---- Data in this exercise

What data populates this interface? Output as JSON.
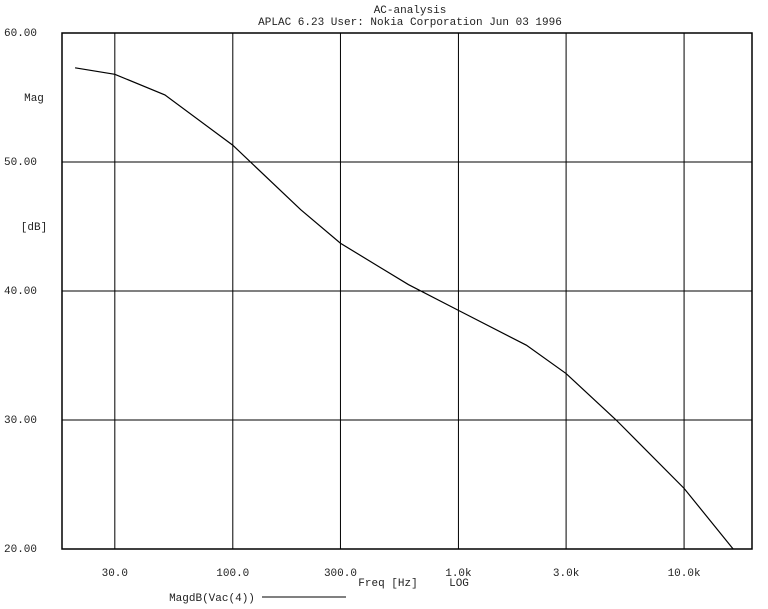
{
  "chart_data": {
    "type": "line",
    "title": "AC-analysis",
    "subtitle": "APLAC 6.23 User: Nokia Corporation  Jun 03 1996",
    "y_label_top": "Mag",
    "y_label_unit": "[dB]",
    "x_label": "Freq [Hz]",
    "x_scale_label": "LOG",
    "x_scale": "log",
    "grid": true,
    "x": [
      20,
      30,
      50,
      100,
      200,
      300,
      600,
      1000,
      2000,
      3000,
      5000,
      10000,
      16500
    ],
    "series": [
      {
        "name": "MagdB(Vac(4))",
        "color": "#000000",
        "values": [
          57.3,
          56.8,
          55.2,
          51.3,
          46.3,
          43.7,
          40.5,
          38.5,
          35.8,
          33.6,
          30.0,
          24.7,
          20.0
        ]
      }
    ],
    "xlim": [
      17.5,
      20000
    ],
    "ylim": [
      20,
      60
    ],
    "xticks": [
      {
        "value": 30,
        "label": "30.0"
      },
      {
        "value": 100,
        "label": "100.0"
      },
      {
        "value": 300,
        "label": "300.0"
      },
      {
        "value": 1000,
        "label": "1.0k"
      },
      {
        "value": 3000,
        "label": "3.0k"
      },
      {
        "value": 10000,
        "label": "10.0k"
      }
    ],
    "yticks": [
      {
        "value": 20,
        "label": "20.00"
      },
      {
        "value": 30,
        "label": "30.00"
      },
      {
        "value": 40,
        "label": "40.00"
      },
      {
        "value": 50,
        "label": "50.00"
      },
      {
        "value": 60,
        "label": "60.00"
      }
    ]
  }
}
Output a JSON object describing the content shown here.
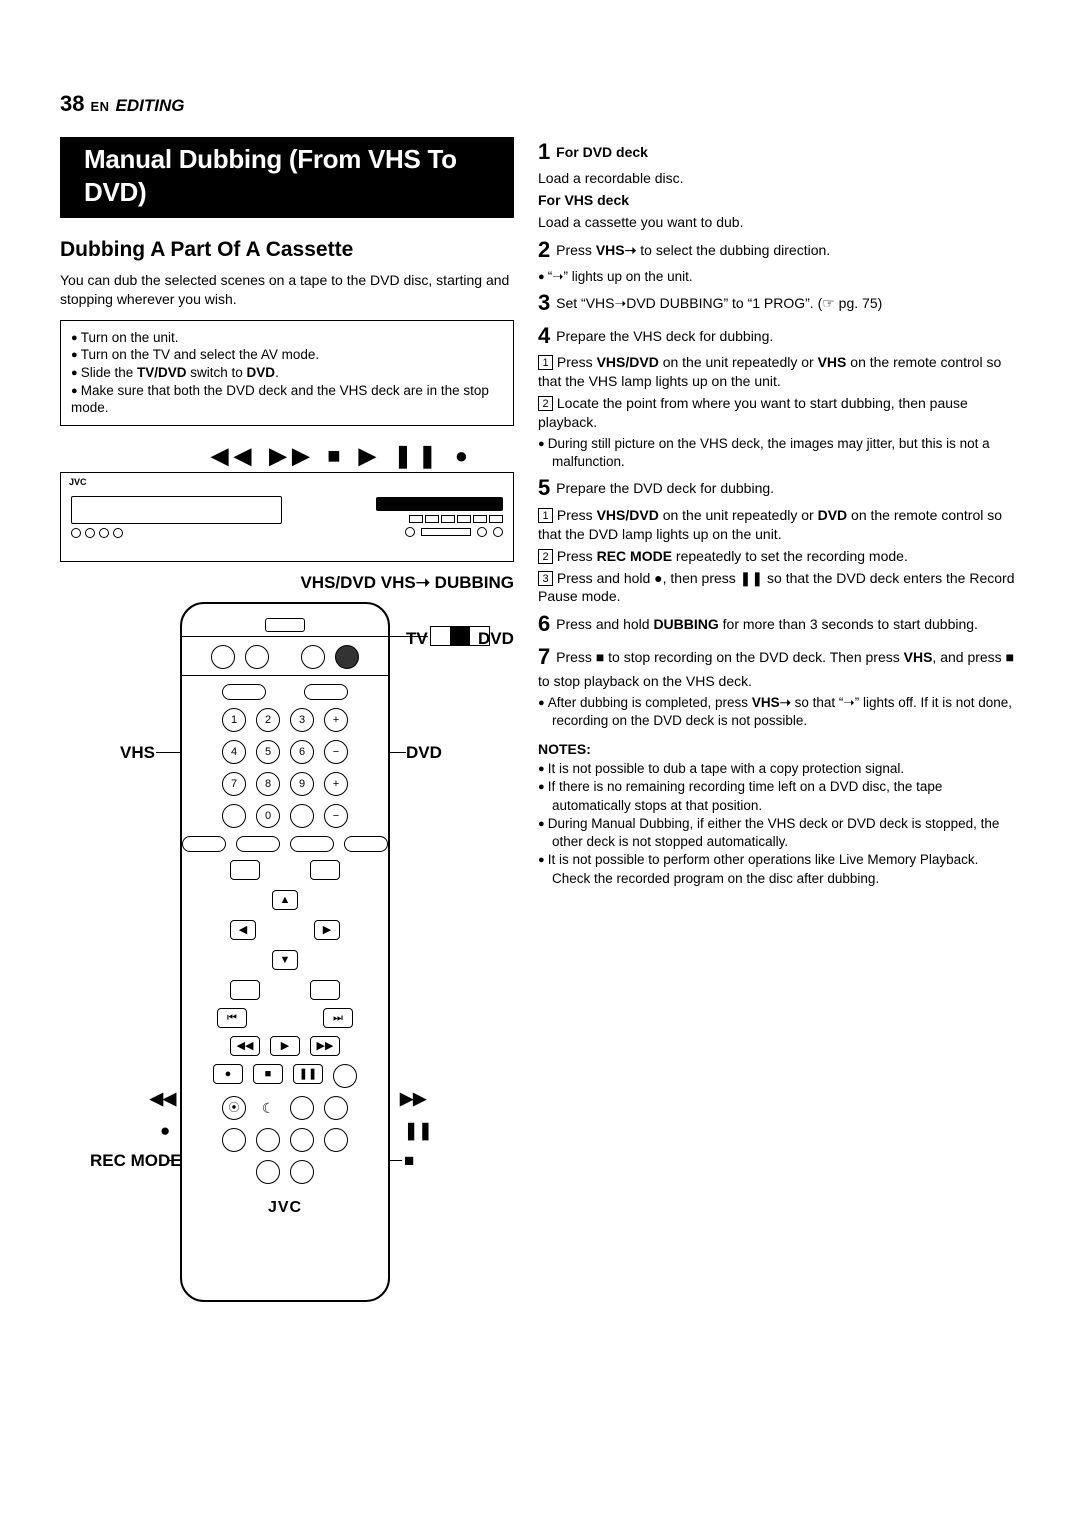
{
  "page": {
    "num": "38",
    "lang": "EN",
    "section": "EDITING"
  },
  "left": {
    "banner": "Manual Dubbing (From VHS To DVD)",
    "subtitle": "Dubbing A Part Of A Cassette",
    "intro": "You can dub the selected scenes on a tape to the DVD disc, starting and stopping wherever you wish.",
    "setup": [
      "Turn on the unit.",
      "Turn on the TV and select the AV mode.",
      "Slide the <b>TV/DVD</b> switch to <b>DVD</b>.",
      "Make sure that both the DVD deck and the VHS deck are in the stop mode."
    ],
    "deck_symbols": "◀◀ ▶▶  ■ ▶ ❚❚ ●",
    "labels_row": "VHS/DVD   VHS➝   DUBBING",
    "remote_labels": {
      "vhs": "VHS",
      "dvd": "DVD",
      "rew": "◀◀",
      "ff": "▶▶",
      "rec": "●",
      "pause": "❚❚",
      "recmode": "REC MODE",
      "stop": "■",
      "tv": "TV",
      "dvd_sw": "DVD",
      "jvc": "JVC"
    }
  },
  "right": {
    "s1_head_dvd": "For DVD deck",
    "s1_body_dvd": "Load a recordable disc.",
    "s1_head_vhs": "For VHS deck",
    "s1_body_vhs": "Load a cassette you want to dub.",
    "s2": "Press <b>VHS➝</b> to select the dubbing direction.",
    "s2_note": "“➝” lights up on the unit.",
    "s3": "Set “VHS➝DVD DUBBING” to “1 PROG”. (☞ pg. 75)",
    "s4": "Prepare the VHS deck for dubbing.",
    "s4_1": "Press <b>VHS/DVD</b> on the unit repeatedly or <b>VHS</b> on the remote control so that the VHS lamp lights up on the unit.",
    "s4_2": "Locate the point from where you want to start dubbing, then pause playback.",
    "s4_note": "During still picture on the VHS deck, the images may jitter, but this is not a malfunction.",
    "s5": "Prepare the DVD deck for dubbing.",
    "s5_1": "Press <b>VHS/DVD</b> on the unit repeatedly or <b>DVD</b> on the remote control so that the DVD lamp lights up on the unit.",
    "s5_2": "Press <b>REC MODE</b> repeatedly to set the recording mode.",
    "s5_3": "Press and hold ●, then press ❚❚ so that the DVD deck enters the Record Pause mode.",
    "s6": "Press and hold <b>DUBBING</b> for more than 3 seconds to start dubbing.",
    "s7": "Press ■ to stop recording on the DVD deck. Then press <b>VHS</b>, and press ■ to stop playback on the VHS deck.",
    "s7_note": "After dubbing is completed, press <b>VHS➝</b> so that “➝” lights off. If it is not done, recording on the DVD deck is not possible.",
    "notes_head": "NOTES:",
    "notes": [
      "It is not possible to dub a tape with a copy protection signal.",
      "If there is no remaining recording time left on a DVD disc, the tape automatically stops at that position.",
      "During Manual Dubbing, if either the VHS deck or DVD deck is stopped, the other deck is not stopped automatically.",
      "It is not possible to perform other operations like Live Memory Playback. Check the recorded program on the disc after dubbing."
    ]
  },
  "nums": {
    "1": "1",
    "2": "2",
    "3": "3",
    "4": "4",
    "5": "5",
    "6": "6",
    "7": "7",
    "8": "8",
    "9": "9",
    "0": "0",
    "plus": "+",
    "minus": "−"
  },
  "colors": {
    "accent": "#000000",
    "bg": "#ffffff"
  }
}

--------

What is expected
From the listing above, copy every line that includes the word "Load".

Result for this task
    "s1_body_dvd": "Load a recordable disc.",
    "s1_body_vhs": "Load a cassette you want to dub.",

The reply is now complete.